[Exercise details]
Without the images, write out the whole listing exactly.

[Data extract]
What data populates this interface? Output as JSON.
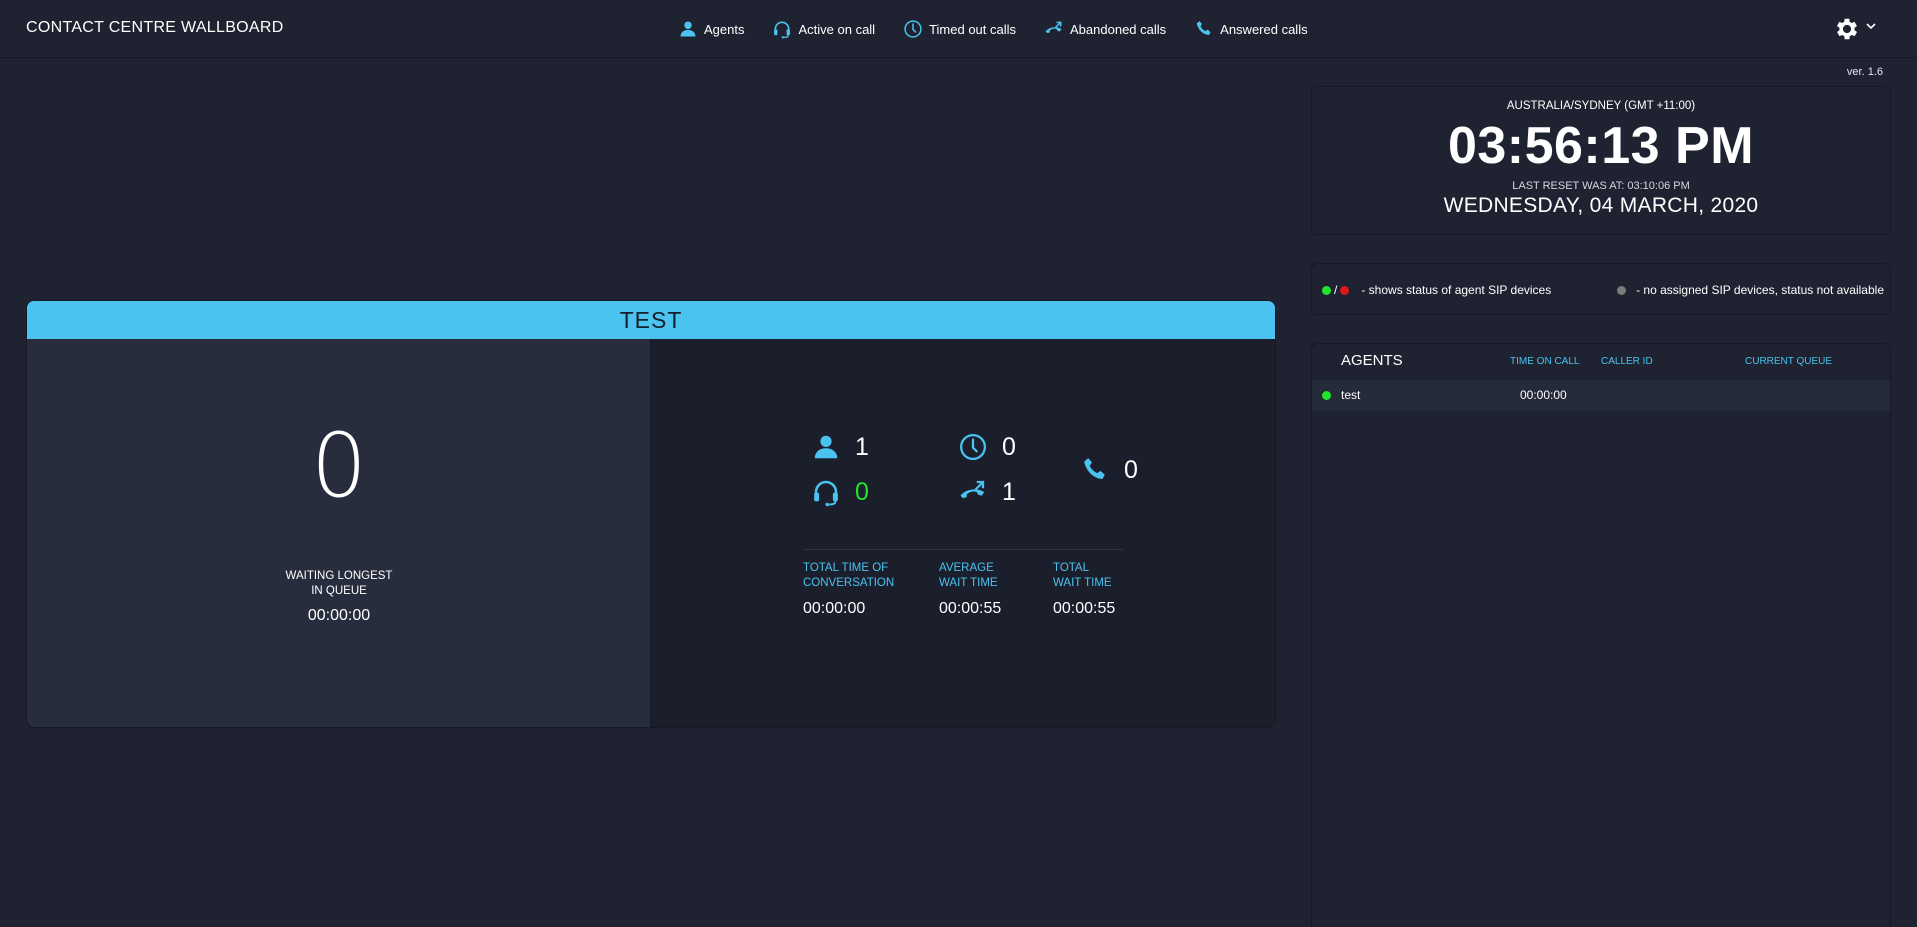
{
  "header": {
    "title": "CONTACT CENTRE WALLBOARD",
    "legend": [
      {
        "label": "Agents",
        "icon": "person-icon"
      },
      {
        "label": "Active on call",
        "icon": "headset-icon"
      },
      {
        "label": "Timed out calls",
        "icon": "clock-icon"
      },
      {
        "label": "Abandoned calls",
        "icon": "hangup-phone-icon"
      },
      {
        "label": "Answered calls",
        "icon": "phone-icon"
      }
    ],
    "settings_icon": "gear-icon"
  },
  "version": "ver. 1.6",
  "colors": {
    "accent": "#4ac3f0",
    "background": "#1f2331",
    "panel_left": "#282d3e",
    "status_green": "#20e52a",
    "status_red": "#e0161b",
    "status_grey": "#7b7b7b"
  },
  "queue": {
    "name": "TEST",
    "waiting_count": "0",
    "waiting_label_line1": "WAITING LONGEST",
    "waiting_label_line2": "IN QUEUE",
    "waiting_longest": "00:00:00",
    "stats": {
      "agents": "1",
      "active_on_call": "0",
      "timed_out": "0",
      "abandoned": "1",
      "answered": "0"
    },
    "metrics": [
      {
        "label_line1": "TOTAL TIME OF",
        "label_line2": "CONVERSATION",
        "value": "00:00:00"
      },
      {
        "label_line1": "AVERAGE",
        "label_line2": "WAIT TIME",
        "value": "00:00:55"
      },
      {
        "label_line1": "TOTAL",
        "label_line2": "WAIT TIME",
        "value": "00:00:55"
      }
    ]
  },
  "clock": {
    "timezone": "AUSTRALIA/SYDNEY (GMT +11:00)",
    "time": "03:56:13 PM",
    "last_reset": "LAST RESET WAS AT: 03:10:06 PM",
    "date": "WEDNESDAY, 04 MARCH, 2020"
  },
  "status_legend": {
    "slash": "/",
    "sip_status": "- shows status of agent SIP devices",
    "no_sip": "- no assigned SIP devices, status not available"
  },
  "agents": {
    "title": "AGENTS",
    "columns": [
      "TIME ON CALL",
      "CALLER ID",
      "CURRENT QUEUE"
    ],
    "rows": [
      {
        "status": "online",
        "name": "test",
        "time_on_call": "00:00:00",
        "caller_id": "",
        "current_queue": ""
      }
    ]
  }
}
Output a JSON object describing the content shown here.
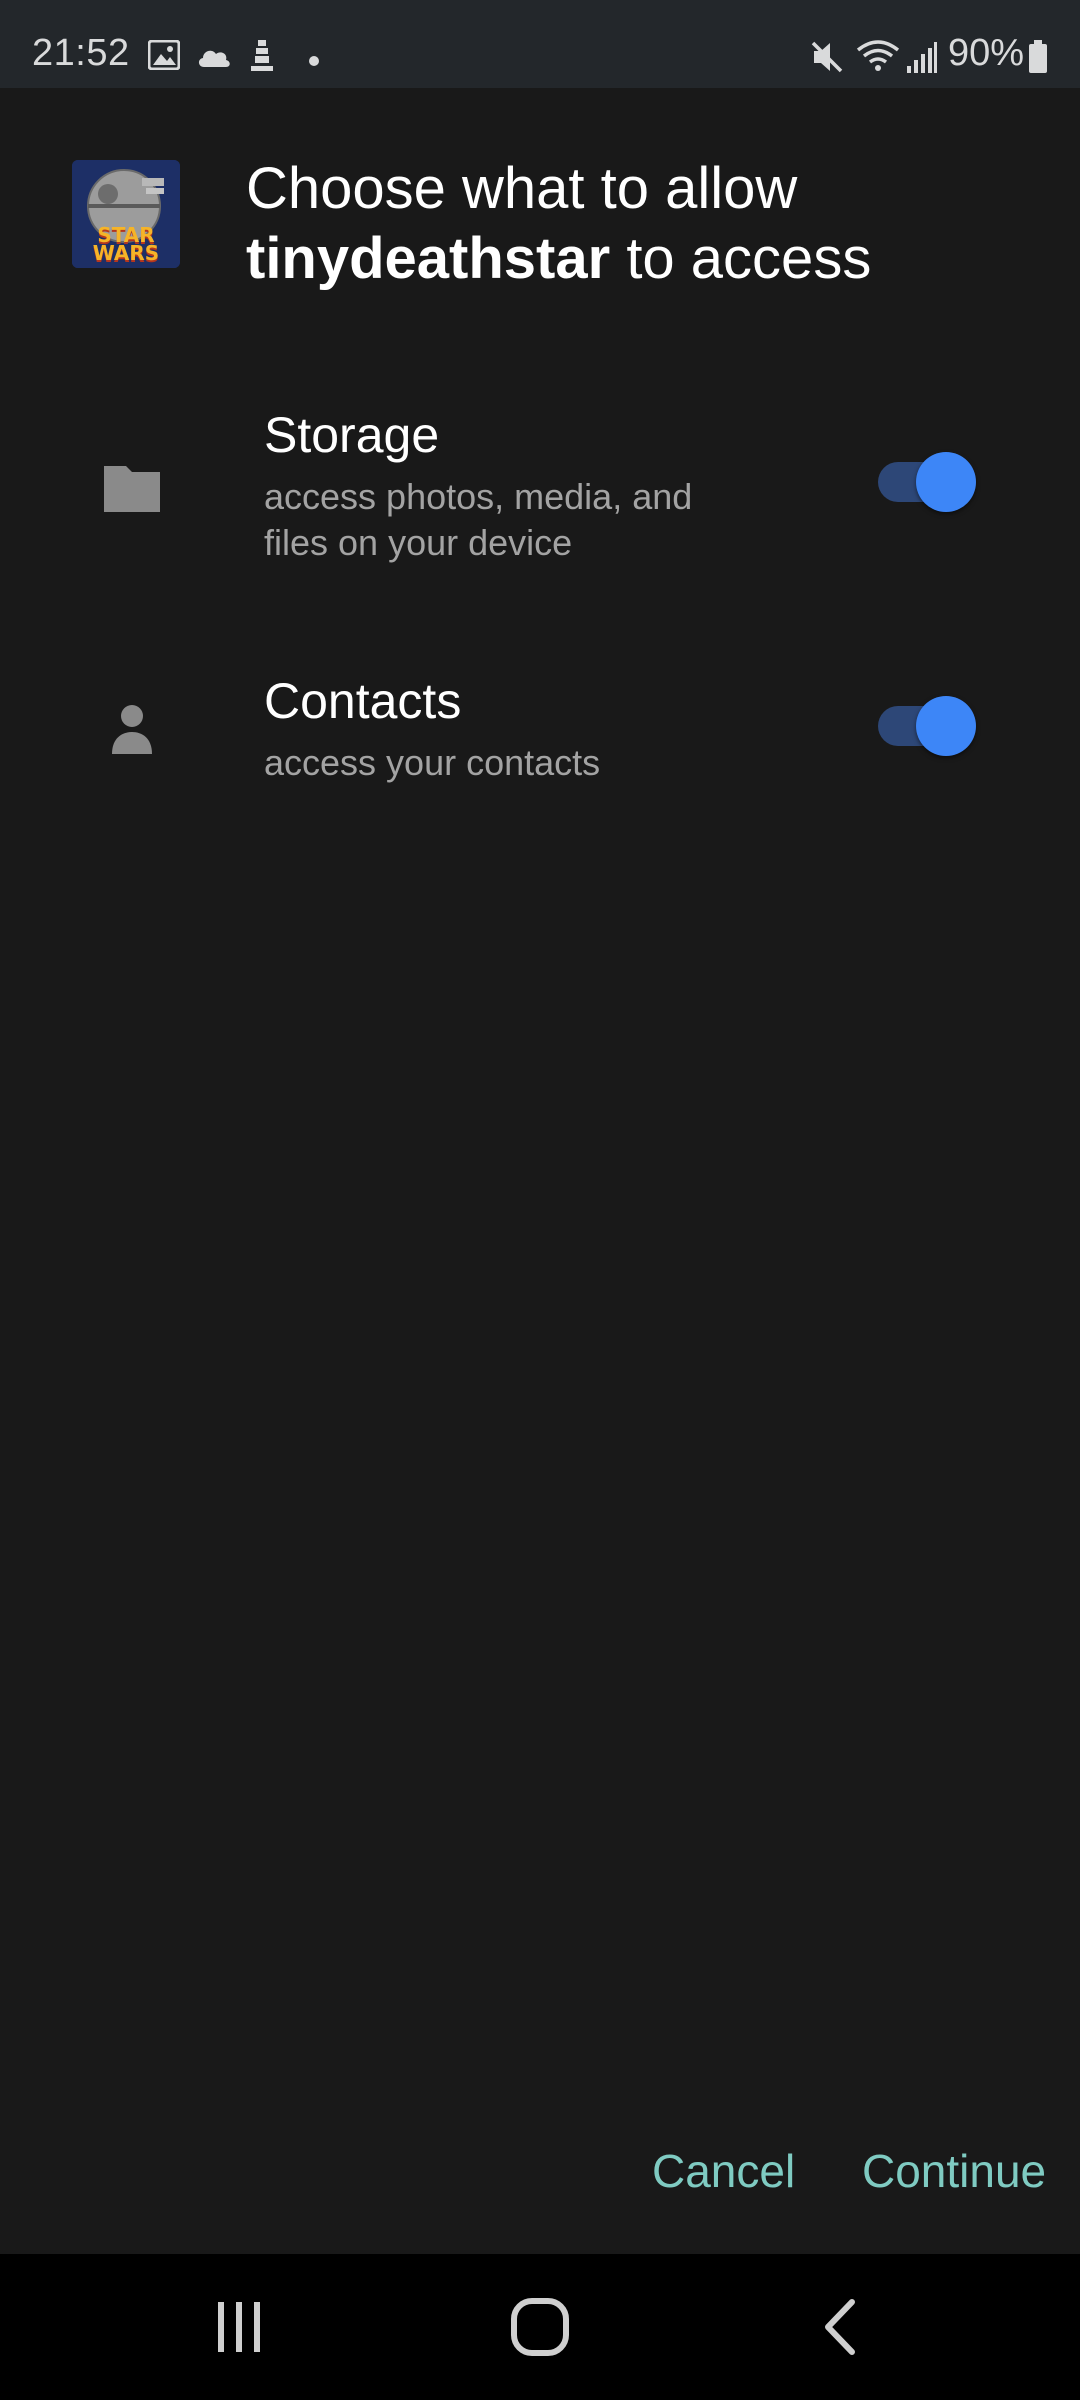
{
  "status_bar": {
    "time": "21:52",
    "battery": "90%",
    "icons": [
      "gallery-icon",
      "cloud-icon",
      "tower-icon",
      "dot-icon",
      "mute-icon",
      "wifi-icon",
      "signal-icon",
      "battery-icon"
    ]
  },
  "dialog": {
    "app_name": "tinydeathstar",
    "title_line1": "Choose what to allow",
    "title_line2_suffix": " to access",
    "app_icon_text": "STAR WARS"
  },
  "permissions": [
    {
      "icon": "folder-icon",
      "title": "Storage",
      "description": "access photos, media, and files on your device",
      "enabled": true
    },
    {
      "icon": "person-icon",
      "title": "Contacts",
      "description": "access your contacts",
      "enabled": true
    }
  ],
  "actions": {
    "cancel_label": "Cancel",
    "continue_label": "Continue"
  },
  "nav": {
    "buttons": [
      "recents-icon",
      "home-icon",
      "back-icon"
    ]
  },
  "colors": {
    "background": "#191919",
    "accent_text": "#7fcbc2",
    "toggle_on": "#3d86f7"
  }
}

[Correct response]
What data populates this interface? Output as JSON.
{
  "header": {
    "title": "CONTACT CENTRE WALLBOARD",
    "legend": [
      {
        "label": "Agents",
        "icon": "person-icon"
      },
      {
        "label": "Active on call",
        "icon": "headset-icon"
      },
      {
        "label": "Timed out calls",
        "icon": "clock-icon"
      },
      {
        "label": "Abandoned calls",
        "icon": "hangup-phone-icon"
      },
      {
        "label": "Answered calls",
        "icon": "phone-icon"
      }
    ],
    "settings_icon": "gear-icon"
  },
  "version": "ver. 1.6",
  "colors": {
    "accent": "#4ac3f0",
    "background": "#1f2331",
    "panel_left": "#282d3e",
    "status_green": "#20e52a",
    "status_red": "#e0161b",
    "status_grey": "#7b7b7b"
  },
  "queue": {
    "name": "TEST",
    "waiting_count": "0",
    "waiting_label_line1": "WAITING LONGEST",
    "waiting_label_line2": "IN QUEUE",
    "waiting_longest": "00:00:00",
    "stats": {
      "agents": "1",
      "active_on_call": "0",
      "timed_out": "0",
      "abandoned": "1",
      "answered": "0"
    },
    "metrics": [
      {
        "label_line1": "TOTAL TIME OF",
        "label_line2": "CONVERSATION",
        "value": "00:00:00"
      },
      {
        "label_line1": "AVERAGE",
        "label_line2": "WAIT TIME",
        "value": "00:00:55"
      },
      {
        "label_line1": "TOTAL",
        "label_line2": "WAIT TIME",
        "value": "00:00:55"
      }
    ]
  },
  "clock": {
    "timezone": "AUSTRALIA/SYDNEY (GMT +11:00)",
    "time": "03:56:13 PM",
    "last_reset": "LAST RESET WAS AT: 03:10:06 PM",
    "date": "WEDNESDAY, 04 MARCH, 2020"
  },
  "status_legend": {
    "slash": "/",
    "sip_status": "- shows status of agent SIP devices",
    "no_sip": "- no assigned SIP devices, status not available"
  },
  "agents": {
    "title": "AGENTS",
    "columns": [
      "TIME ON CALL",
      "CALLER ID",
      "CURRENT QUEUE"
    ],
    "rows": [
      {
        "status": "online",
        "name": "test",
        "time_on_call": "00:00:00",
        "caller_id": "",
        "current_queue": ""
      }
    ]
  }
}
Output a JSON object describing the content shown here.
{
  "status_bar": {
    "time": "21:52",
    "battery": "90%",
    "icons": [
      "gallery-icon",
      "cloud-icon",
      "tower-icon",
      "dot-icon",
      "mute-icon",
      "wifi-icon",
      "signal-icon",
      "battery-icon"
    ]
  },
  "dialog": {
    "app_name": "tinydeathstar",
    "title_line1": "Choose what to allow",
    "title_line2_suffix": " to access",
    "app_icon_text": "STAR WARS"
  },
  "permissions": [
    {
      "icon": "folder-icon",
      "title": "Storage",
      "description": "access photos, media, and files on your device",
      "enabled": true
    },
    {
      "icon": "person-icon",
      "title": "Contacts",
      "description": "access your contacts",
      "enabled": true
    }
  ],
  "actions": {
    "cancel_label": "Cancel",
    "continue_label": "Continue"
  },
  "nav": {
    "buttons": [
      "recents-icon",
      "home-icon",
      "back-icon"
    ]
  },
  "colors": {
    "background": "#191919",
    "accent_text": "#7fcbc2",
    "toggle_on": "#3d86f7"
  }
}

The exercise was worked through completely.